Direction ->
Filter the entries and keep only the lines where the string "danno" appears.

Given records ->
________________

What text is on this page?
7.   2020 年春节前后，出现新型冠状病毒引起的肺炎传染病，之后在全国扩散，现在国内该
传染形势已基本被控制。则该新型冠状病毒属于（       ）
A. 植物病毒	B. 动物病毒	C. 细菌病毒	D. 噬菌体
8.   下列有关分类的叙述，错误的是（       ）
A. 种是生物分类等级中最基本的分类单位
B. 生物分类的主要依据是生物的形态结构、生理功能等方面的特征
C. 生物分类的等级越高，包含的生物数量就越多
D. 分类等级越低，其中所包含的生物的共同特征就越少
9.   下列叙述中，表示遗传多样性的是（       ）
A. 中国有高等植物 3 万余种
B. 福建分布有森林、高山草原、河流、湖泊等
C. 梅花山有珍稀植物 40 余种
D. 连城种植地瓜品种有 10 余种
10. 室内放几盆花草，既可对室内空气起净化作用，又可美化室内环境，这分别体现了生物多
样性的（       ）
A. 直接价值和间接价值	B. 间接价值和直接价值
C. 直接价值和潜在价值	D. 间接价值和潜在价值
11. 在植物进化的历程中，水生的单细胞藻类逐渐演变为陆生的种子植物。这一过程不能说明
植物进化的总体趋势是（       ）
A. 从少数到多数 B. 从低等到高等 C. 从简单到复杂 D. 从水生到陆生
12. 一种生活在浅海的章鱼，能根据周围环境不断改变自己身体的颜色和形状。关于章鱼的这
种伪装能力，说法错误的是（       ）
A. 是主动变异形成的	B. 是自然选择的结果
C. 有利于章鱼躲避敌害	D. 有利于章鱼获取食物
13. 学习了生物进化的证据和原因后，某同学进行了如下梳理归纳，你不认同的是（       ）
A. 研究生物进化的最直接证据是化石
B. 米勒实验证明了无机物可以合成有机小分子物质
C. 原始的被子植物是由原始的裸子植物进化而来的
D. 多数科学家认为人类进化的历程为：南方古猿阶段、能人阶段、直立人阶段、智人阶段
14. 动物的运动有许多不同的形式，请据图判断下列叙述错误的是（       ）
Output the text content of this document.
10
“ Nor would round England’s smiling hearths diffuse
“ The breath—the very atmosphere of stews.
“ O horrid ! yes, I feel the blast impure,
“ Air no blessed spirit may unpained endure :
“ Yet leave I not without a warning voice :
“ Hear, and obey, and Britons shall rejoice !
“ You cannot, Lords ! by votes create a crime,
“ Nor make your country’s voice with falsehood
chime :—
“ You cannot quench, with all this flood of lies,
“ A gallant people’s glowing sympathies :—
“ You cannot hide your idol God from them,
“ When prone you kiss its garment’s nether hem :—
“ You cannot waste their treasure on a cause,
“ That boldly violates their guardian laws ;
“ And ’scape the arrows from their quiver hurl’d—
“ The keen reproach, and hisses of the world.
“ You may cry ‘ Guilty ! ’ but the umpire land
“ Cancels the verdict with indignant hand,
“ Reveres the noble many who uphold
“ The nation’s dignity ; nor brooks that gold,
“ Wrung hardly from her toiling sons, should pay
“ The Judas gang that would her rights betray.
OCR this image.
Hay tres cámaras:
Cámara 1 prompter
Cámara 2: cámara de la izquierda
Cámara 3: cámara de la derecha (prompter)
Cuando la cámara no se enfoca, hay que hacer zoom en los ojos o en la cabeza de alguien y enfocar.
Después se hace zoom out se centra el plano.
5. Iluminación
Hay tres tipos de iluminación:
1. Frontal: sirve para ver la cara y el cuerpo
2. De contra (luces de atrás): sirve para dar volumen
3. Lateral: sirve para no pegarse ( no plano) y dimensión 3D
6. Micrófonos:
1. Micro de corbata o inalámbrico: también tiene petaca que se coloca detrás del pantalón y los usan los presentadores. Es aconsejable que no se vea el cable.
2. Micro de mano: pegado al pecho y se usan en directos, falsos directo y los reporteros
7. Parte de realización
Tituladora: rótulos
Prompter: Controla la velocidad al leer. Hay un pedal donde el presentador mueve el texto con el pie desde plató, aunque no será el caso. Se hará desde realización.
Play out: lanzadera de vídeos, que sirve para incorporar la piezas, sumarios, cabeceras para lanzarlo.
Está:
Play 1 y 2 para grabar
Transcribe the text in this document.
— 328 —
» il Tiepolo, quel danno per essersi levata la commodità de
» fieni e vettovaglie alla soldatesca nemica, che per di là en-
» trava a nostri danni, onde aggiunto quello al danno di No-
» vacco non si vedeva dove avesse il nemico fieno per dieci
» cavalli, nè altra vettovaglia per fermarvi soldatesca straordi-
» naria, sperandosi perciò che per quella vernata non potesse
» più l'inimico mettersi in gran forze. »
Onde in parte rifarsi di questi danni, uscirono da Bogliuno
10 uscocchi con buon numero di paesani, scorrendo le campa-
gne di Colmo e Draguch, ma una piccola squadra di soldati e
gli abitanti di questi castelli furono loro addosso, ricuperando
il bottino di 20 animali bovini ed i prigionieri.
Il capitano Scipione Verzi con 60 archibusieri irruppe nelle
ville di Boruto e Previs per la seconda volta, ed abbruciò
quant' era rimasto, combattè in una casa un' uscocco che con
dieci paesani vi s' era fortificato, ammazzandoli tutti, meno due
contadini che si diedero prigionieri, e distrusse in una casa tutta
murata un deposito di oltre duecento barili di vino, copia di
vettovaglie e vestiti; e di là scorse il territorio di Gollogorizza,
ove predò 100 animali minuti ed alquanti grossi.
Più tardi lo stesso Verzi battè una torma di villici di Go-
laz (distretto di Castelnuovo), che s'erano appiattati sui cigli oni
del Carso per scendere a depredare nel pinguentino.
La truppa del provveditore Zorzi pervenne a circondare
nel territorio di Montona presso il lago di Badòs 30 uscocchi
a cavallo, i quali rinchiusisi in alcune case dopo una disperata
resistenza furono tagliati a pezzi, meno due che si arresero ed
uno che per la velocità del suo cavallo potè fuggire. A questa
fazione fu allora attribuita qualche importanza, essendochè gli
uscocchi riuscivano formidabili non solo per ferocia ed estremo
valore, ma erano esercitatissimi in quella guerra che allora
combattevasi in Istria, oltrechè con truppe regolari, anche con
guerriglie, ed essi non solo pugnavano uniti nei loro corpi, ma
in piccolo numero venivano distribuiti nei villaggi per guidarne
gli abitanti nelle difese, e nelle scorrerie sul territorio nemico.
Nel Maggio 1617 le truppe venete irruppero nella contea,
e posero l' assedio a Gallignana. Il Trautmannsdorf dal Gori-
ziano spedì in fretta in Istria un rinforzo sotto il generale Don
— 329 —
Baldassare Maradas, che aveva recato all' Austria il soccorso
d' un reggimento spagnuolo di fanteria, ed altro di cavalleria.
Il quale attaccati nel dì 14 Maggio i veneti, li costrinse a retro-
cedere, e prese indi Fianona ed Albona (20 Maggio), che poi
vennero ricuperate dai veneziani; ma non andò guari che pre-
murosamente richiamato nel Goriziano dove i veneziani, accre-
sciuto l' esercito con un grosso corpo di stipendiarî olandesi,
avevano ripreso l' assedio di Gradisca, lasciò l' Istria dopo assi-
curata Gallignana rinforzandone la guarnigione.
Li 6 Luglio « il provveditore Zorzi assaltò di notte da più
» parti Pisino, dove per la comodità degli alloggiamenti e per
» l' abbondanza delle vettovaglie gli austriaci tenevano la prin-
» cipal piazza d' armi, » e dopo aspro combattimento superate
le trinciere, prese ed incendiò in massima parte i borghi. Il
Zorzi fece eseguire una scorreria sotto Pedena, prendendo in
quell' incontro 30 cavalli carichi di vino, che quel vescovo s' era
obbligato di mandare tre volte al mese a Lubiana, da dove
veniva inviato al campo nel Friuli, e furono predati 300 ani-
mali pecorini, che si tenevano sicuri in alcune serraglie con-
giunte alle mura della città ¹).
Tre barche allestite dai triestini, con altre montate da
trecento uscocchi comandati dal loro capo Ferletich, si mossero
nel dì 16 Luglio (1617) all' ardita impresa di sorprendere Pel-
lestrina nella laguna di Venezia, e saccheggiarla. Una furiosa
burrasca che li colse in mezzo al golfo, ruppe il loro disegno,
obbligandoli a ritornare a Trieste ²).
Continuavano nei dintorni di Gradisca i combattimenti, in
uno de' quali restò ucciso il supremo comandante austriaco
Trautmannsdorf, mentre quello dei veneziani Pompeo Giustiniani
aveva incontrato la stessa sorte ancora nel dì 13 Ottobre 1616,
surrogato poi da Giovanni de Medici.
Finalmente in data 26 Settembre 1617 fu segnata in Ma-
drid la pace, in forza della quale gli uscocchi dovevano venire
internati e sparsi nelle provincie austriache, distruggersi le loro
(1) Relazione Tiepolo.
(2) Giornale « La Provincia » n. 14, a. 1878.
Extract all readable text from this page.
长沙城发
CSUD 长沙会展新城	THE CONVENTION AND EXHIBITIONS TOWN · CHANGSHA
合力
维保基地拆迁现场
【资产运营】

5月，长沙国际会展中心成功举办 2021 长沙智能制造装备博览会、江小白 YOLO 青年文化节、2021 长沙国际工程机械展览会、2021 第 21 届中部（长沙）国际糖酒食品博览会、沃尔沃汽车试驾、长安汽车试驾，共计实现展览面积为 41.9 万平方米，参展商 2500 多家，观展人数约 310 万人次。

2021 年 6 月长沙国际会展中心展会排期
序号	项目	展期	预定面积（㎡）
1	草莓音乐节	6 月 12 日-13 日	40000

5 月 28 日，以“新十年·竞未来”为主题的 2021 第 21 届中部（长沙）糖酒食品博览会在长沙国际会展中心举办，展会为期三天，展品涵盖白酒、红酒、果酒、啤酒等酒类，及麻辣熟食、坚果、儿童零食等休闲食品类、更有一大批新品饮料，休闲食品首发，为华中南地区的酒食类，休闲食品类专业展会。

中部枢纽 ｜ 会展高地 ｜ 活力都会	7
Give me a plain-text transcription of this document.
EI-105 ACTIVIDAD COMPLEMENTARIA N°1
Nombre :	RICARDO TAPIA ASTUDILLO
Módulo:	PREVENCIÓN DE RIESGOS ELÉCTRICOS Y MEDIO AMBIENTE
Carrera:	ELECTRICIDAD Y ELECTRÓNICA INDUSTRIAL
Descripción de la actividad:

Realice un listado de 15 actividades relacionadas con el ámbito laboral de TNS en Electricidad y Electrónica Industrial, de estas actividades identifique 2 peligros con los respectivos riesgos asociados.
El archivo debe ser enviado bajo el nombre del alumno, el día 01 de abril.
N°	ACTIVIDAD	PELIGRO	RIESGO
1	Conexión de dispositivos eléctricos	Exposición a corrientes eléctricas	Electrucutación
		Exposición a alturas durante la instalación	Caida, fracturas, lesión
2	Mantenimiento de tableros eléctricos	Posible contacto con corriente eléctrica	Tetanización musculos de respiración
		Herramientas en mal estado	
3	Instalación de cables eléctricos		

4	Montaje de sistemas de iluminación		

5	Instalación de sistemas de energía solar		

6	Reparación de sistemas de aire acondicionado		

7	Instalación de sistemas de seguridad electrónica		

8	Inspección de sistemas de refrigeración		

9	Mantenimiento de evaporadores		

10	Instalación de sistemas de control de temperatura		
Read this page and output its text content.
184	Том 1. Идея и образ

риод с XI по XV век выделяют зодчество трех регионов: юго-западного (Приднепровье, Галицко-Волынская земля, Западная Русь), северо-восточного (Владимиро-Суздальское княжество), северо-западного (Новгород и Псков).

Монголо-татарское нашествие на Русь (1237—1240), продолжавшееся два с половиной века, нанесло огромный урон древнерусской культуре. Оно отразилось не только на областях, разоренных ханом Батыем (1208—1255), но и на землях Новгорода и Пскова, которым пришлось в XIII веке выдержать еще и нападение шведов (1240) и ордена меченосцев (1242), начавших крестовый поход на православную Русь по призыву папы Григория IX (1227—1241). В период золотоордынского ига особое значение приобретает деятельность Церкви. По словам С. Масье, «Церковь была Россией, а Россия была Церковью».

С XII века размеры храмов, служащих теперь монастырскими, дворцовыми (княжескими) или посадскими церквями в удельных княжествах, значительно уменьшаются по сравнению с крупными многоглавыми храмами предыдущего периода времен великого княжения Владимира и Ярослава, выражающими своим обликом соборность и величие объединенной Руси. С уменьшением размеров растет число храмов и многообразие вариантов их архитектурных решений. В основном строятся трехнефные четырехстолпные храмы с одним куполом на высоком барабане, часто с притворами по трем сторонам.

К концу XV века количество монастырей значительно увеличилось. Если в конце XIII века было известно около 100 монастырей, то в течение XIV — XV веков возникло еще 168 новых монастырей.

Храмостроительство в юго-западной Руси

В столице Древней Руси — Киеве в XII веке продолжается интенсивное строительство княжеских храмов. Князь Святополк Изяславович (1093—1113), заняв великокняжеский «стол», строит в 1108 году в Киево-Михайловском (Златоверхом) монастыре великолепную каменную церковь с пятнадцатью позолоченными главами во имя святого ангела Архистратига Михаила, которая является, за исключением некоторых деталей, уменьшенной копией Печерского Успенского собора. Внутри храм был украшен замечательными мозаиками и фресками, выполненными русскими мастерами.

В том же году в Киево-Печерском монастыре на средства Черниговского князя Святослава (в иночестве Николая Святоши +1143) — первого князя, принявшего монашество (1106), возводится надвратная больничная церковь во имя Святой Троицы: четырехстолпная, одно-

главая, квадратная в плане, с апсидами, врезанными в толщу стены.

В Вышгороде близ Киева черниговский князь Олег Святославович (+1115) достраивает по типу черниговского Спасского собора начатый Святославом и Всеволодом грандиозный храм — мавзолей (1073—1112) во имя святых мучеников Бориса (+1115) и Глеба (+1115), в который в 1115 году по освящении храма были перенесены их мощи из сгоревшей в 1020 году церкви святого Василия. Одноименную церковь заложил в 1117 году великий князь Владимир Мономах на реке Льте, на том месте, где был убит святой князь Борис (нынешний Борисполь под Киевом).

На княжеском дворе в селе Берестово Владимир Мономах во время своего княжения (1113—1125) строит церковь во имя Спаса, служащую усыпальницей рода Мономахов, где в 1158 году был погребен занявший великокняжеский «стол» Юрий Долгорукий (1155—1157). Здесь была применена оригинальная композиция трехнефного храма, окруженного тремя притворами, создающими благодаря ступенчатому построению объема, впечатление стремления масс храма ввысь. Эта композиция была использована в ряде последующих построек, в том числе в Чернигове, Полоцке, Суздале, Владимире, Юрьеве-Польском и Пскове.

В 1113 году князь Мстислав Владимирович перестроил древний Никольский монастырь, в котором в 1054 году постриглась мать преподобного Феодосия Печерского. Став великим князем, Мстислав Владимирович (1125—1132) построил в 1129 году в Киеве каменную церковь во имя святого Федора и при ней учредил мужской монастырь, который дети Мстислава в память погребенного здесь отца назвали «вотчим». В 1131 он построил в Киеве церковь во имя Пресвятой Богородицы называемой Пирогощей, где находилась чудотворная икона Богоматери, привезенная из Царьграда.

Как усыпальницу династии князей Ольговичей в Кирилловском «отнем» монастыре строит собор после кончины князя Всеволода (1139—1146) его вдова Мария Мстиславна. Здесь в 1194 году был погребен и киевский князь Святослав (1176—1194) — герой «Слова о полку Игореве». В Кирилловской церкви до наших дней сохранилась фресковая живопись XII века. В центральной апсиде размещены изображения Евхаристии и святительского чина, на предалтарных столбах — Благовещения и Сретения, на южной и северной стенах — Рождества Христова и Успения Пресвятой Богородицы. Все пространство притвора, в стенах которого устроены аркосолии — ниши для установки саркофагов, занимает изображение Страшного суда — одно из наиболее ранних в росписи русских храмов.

________________

Task output ->
» il Tiepolo, quel danno per essersi levata la commodità de
» trava a nostri danni, onde aggiunto quello al danno di No-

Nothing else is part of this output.